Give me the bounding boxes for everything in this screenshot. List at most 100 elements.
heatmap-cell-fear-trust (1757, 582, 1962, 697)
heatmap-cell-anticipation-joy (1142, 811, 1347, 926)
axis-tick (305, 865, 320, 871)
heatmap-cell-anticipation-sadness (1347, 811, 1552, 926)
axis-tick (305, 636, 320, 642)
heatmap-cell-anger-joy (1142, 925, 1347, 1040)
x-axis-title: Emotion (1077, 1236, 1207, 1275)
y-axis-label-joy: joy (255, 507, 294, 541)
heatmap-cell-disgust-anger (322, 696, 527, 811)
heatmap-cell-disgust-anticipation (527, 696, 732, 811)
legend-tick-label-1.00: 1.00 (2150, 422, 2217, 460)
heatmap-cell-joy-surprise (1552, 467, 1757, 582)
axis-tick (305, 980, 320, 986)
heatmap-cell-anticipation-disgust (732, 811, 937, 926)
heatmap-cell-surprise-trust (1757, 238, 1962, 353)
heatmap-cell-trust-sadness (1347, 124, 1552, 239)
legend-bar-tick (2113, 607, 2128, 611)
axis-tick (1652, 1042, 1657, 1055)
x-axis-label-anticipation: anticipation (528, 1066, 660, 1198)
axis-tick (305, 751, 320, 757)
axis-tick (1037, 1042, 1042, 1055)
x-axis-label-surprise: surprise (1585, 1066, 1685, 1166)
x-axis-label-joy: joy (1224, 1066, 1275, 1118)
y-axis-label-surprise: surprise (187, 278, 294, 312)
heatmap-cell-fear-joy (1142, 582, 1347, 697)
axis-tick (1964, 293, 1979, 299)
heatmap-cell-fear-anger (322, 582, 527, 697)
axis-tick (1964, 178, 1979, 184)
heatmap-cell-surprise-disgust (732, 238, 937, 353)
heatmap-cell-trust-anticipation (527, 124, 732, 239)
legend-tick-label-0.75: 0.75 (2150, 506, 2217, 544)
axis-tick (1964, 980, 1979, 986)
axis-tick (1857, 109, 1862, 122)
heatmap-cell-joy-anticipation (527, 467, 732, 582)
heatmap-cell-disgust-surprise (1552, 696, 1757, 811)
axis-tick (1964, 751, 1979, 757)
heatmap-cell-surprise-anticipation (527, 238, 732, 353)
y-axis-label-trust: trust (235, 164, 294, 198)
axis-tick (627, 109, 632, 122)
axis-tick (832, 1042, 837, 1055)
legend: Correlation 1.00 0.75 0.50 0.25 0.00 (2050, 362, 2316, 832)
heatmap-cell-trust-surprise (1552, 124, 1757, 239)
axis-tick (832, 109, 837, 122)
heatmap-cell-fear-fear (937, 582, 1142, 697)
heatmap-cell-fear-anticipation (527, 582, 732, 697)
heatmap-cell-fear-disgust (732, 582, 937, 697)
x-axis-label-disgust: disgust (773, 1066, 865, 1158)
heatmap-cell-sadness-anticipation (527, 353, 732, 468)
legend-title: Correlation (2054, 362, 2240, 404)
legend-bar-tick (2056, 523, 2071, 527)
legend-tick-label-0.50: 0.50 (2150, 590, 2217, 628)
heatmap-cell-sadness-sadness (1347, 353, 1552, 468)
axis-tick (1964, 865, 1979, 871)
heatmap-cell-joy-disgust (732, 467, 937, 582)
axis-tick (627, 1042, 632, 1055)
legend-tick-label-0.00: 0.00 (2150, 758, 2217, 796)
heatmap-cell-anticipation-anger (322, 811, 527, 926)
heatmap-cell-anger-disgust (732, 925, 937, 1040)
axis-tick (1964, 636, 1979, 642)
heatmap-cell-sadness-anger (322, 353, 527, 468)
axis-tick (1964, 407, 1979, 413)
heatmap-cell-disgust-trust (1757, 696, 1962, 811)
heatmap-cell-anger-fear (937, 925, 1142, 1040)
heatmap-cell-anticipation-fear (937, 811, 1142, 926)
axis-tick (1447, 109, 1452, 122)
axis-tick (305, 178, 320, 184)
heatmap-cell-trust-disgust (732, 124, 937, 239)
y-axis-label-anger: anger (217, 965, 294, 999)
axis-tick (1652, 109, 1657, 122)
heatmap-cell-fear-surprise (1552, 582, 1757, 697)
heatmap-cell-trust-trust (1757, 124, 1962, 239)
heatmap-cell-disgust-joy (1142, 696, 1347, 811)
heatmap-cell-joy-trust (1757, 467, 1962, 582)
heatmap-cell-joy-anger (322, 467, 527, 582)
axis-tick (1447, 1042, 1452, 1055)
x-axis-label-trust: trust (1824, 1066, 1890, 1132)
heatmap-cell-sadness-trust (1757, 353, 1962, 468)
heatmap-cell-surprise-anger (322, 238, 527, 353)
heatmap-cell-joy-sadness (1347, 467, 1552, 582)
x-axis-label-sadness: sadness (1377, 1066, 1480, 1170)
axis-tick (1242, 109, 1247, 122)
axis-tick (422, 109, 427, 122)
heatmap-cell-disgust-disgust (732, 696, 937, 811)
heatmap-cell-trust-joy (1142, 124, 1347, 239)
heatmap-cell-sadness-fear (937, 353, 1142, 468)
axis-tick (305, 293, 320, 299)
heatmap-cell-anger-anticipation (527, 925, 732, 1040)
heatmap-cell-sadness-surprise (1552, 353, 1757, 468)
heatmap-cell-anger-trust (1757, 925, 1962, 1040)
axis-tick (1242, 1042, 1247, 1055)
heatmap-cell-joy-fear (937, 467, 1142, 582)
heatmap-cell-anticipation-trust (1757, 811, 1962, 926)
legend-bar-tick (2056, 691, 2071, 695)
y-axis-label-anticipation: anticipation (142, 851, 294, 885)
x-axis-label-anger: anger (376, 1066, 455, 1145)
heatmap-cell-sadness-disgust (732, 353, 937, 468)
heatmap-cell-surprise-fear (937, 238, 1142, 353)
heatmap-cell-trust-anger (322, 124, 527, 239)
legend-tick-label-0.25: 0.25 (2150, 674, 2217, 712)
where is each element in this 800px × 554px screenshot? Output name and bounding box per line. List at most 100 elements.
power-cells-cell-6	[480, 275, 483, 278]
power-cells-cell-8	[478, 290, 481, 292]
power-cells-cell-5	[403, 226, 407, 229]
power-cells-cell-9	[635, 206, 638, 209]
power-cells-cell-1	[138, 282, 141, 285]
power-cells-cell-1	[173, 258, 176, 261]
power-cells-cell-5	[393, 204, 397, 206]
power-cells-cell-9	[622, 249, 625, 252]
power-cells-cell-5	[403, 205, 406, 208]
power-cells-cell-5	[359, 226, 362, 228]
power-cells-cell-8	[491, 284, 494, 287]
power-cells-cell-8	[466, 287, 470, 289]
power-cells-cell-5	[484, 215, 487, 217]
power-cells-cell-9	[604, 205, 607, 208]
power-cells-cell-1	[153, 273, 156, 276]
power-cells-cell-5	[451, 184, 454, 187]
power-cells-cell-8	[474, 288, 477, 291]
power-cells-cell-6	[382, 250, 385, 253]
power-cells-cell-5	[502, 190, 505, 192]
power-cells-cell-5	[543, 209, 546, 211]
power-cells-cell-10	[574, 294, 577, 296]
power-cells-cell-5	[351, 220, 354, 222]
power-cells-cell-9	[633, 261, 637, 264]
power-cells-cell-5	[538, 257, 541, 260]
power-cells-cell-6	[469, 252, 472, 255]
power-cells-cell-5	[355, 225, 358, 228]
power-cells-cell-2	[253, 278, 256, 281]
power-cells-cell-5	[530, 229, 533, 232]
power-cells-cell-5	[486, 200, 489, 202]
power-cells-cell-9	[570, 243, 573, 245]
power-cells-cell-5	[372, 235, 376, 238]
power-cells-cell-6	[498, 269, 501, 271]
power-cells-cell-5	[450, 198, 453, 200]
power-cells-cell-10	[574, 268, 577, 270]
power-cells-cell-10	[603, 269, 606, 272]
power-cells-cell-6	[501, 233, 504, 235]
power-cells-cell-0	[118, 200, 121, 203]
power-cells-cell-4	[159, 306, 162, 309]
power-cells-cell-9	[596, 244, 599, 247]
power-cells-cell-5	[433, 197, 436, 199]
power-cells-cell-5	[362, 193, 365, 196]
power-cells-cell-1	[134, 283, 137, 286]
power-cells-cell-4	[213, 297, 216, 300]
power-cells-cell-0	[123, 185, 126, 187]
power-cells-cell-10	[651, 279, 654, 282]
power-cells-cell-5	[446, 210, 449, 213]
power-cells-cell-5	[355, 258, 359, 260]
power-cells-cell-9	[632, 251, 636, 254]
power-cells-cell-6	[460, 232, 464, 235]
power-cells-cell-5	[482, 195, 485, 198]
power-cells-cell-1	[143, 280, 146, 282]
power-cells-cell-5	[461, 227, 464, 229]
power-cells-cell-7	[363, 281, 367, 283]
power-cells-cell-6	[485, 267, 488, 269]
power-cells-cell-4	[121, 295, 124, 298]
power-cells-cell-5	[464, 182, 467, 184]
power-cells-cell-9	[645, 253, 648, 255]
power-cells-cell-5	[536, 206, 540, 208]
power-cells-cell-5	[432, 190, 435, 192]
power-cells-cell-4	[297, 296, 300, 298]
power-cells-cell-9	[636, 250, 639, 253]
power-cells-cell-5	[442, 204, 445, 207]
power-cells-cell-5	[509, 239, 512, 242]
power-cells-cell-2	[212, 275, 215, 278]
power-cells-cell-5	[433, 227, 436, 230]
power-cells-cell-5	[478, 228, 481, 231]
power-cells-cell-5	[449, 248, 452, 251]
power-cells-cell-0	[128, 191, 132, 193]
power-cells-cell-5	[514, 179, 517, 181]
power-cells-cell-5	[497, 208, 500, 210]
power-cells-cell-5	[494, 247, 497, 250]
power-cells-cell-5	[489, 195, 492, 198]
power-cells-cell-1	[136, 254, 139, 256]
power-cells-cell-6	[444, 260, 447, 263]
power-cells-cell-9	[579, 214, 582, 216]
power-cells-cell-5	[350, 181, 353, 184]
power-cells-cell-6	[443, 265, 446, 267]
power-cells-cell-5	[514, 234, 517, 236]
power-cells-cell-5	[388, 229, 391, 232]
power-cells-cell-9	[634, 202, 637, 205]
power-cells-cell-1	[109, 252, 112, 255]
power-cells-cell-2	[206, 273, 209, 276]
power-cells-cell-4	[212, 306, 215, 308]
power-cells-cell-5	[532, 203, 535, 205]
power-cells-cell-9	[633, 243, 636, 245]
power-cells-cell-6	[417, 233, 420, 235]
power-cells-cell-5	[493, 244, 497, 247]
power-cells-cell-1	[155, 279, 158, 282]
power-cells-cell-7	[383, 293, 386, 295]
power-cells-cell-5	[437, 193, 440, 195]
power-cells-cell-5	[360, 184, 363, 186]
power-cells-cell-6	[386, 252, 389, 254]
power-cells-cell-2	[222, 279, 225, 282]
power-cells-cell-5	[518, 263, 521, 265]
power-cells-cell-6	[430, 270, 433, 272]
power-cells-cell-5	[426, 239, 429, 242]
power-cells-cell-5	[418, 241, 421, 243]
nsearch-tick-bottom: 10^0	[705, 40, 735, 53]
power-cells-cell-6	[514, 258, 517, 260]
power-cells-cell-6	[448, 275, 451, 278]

## REQUIRED TASK:
Extract every line from the entries above that contains the string "title".

## WRITTEN RESPONSE:
x-axis-title: Emotion (1077, 1236, 1207, 1275)
legend-title: Correlation (2054, 362, 2240, 404)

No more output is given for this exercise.